**TASK REQUIREMENTS:**
Tell how many lines contain the word "highlight". Reply with the number only.

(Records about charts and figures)
# # # #

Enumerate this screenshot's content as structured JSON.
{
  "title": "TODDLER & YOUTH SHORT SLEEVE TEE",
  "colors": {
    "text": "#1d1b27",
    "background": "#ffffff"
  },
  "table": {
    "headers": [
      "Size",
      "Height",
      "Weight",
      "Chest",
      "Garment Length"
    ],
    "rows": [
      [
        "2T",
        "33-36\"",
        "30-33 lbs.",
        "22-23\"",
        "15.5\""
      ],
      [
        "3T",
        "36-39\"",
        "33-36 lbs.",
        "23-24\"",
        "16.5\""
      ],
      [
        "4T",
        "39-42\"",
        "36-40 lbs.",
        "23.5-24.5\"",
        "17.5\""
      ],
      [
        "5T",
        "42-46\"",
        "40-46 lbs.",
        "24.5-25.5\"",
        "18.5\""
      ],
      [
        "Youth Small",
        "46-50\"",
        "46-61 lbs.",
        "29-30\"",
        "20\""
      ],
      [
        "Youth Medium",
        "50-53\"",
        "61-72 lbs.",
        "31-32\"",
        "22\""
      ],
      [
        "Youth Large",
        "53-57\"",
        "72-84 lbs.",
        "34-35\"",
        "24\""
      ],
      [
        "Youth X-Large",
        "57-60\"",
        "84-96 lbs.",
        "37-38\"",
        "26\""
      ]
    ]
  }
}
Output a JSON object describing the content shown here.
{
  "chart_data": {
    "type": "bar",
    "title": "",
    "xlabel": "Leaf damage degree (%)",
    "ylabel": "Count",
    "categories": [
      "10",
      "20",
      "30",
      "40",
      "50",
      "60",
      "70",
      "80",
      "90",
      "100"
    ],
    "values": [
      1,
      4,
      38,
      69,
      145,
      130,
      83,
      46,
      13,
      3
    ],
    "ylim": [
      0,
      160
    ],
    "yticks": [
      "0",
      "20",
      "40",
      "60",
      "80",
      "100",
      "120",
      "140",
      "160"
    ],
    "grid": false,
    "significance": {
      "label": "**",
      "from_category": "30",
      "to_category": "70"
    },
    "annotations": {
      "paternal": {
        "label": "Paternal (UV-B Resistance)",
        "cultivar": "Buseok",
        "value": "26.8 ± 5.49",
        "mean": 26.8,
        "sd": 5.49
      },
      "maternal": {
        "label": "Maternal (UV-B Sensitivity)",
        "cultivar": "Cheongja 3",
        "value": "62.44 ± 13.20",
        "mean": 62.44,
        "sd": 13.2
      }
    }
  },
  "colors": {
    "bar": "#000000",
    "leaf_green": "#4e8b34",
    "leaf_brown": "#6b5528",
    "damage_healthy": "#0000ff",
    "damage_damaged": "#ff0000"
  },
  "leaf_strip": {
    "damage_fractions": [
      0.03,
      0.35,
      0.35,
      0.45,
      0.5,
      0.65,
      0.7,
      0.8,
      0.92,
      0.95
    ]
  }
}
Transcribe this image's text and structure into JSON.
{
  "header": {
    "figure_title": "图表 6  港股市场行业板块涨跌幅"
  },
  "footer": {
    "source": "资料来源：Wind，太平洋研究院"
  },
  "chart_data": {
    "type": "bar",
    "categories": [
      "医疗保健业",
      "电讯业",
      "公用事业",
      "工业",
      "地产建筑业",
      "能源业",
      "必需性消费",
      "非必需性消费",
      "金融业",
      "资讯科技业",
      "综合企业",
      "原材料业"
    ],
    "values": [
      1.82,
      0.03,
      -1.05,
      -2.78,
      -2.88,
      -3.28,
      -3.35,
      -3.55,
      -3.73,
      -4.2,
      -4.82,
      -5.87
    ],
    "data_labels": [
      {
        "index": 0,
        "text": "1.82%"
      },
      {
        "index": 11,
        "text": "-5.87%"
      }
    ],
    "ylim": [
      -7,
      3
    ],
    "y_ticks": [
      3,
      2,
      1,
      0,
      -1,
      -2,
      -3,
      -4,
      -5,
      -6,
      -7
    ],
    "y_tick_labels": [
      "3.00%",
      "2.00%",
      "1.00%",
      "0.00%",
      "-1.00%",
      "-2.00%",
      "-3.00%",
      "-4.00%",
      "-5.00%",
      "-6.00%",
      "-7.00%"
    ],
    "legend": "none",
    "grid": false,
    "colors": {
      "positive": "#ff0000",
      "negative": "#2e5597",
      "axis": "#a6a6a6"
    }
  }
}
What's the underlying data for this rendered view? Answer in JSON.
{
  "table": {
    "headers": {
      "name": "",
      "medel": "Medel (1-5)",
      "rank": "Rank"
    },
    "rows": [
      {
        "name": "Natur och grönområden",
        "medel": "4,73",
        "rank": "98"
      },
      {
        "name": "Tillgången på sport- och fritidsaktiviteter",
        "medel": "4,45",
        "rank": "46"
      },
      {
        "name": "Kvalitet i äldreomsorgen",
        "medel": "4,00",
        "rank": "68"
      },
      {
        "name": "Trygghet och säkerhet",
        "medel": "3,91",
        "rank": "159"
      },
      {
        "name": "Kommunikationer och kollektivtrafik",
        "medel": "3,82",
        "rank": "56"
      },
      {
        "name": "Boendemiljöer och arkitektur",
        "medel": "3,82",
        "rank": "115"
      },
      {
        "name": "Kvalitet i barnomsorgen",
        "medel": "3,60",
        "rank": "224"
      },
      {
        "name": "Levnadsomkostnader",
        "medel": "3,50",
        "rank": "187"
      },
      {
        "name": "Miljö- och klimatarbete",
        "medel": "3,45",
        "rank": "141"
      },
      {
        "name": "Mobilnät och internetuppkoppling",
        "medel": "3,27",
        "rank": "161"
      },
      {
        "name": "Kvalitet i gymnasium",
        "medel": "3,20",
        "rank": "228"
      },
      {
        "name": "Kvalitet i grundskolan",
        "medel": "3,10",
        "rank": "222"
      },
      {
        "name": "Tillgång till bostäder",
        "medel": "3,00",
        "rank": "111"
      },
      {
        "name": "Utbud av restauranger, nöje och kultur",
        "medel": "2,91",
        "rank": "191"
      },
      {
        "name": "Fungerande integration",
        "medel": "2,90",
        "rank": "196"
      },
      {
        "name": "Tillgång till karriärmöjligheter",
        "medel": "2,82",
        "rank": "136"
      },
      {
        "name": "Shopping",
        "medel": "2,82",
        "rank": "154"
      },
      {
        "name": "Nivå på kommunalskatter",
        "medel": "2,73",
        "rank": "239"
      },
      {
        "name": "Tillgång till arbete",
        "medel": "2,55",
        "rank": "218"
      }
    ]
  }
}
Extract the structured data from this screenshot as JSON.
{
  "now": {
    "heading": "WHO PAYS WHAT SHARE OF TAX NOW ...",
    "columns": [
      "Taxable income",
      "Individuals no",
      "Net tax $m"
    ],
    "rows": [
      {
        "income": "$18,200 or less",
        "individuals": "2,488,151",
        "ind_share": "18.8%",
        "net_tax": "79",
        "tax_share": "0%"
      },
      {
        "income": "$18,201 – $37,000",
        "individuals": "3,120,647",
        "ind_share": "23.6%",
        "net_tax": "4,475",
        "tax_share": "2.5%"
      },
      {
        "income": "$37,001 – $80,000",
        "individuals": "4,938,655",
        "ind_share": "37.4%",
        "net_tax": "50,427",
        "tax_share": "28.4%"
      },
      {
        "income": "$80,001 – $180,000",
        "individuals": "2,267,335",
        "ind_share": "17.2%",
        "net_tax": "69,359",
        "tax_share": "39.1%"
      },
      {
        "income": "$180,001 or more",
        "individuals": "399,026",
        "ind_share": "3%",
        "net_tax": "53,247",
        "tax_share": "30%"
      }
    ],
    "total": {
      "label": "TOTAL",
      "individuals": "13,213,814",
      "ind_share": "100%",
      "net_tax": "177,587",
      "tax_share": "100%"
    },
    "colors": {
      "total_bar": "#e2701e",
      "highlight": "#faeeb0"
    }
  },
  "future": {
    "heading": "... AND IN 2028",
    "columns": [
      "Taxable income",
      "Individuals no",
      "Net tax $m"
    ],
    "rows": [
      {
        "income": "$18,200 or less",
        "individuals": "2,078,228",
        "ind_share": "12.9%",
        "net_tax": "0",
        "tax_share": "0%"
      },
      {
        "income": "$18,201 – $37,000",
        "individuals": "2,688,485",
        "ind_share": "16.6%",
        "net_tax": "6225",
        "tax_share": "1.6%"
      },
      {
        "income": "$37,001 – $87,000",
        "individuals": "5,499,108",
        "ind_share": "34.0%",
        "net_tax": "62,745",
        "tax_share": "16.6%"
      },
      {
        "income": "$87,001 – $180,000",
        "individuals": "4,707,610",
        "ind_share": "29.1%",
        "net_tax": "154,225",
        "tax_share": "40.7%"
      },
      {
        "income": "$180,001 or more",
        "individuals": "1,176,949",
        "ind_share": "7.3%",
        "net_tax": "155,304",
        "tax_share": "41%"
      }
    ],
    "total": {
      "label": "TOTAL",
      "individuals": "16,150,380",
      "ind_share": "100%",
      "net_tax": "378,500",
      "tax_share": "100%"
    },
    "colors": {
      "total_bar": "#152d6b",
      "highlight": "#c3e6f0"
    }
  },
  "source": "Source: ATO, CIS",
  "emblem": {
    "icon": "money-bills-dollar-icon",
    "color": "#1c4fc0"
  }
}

# # # #

**EXPECTED OUTPUT:**
2